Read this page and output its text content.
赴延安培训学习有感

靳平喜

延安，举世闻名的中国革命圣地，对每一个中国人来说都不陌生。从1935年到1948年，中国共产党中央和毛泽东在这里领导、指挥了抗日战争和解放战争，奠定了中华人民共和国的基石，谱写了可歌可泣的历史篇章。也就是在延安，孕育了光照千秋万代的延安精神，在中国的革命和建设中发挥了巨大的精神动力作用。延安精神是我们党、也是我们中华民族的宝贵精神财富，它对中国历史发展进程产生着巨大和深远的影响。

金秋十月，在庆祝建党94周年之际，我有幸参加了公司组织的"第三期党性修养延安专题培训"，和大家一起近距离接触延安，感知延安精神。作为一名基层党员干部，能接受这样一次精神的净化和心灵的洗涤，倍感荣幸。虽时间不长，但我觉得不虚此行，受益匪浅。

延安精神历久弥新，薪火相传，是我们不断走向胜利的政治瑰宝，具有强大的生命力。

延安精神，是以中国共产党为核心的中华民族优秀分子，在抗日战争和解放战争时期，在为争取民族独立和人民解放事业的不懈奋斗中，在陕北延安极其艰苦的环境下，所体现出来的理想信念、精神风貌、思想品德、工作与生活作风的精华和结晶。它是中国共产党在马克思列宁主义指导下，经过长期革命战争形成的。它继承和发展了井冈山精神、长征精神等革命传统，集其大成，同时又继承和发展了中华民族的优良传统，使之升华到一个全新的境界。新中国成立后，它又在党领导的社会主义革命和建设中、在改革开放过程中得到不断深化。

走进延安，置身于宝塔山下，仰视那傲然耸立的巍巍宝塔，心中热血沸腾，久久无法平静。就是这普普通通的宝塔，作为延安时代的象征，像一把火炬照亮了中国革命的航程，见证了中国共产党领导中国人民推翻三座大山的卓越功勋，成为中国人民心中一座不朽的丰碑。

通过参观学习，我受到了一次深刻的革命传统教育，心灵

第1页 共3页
_ _ _ _ _
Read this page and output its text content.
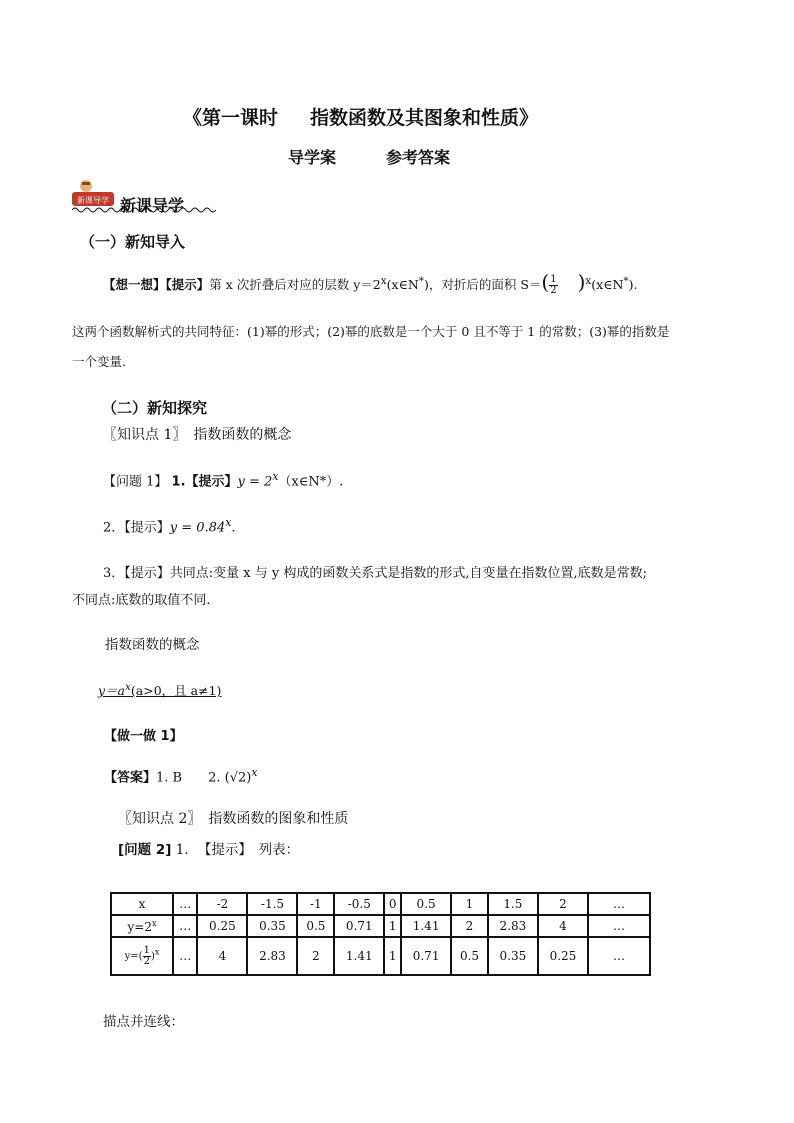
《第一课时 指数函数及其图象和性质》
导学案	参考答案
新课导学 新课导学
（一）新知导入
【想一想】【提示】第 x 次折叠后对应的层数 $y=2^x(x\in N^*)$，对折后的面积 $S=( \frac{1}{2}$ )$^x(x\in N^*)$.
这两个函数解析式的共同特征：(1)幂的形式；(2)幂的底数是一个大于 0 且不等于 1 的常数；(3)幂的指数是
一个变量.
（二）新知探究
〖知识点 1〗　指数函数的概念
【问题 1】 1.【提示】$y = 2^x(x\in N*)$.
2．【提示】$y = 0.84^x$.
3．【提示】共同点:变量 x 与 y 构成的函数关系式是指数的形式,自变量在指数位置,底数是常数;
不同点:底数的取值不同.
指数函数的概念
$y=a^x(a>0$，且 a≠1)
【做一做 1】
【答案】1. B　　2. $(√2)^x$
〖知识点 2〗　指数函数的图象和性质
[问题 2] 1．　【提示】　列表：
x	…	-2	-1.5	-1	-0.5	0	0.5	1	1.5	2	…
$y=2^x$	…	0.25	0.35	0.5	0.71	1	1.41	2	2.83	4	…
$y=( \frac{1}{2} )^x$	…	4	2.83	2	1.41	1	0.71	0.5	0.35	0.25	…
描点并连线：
_ _ _ _ _
▶ **AIM**
Looking at the material above, count the lines containing the string "frac" and reply with the count alone.

▶ **ANSWER TO THIS PROBLEM**
2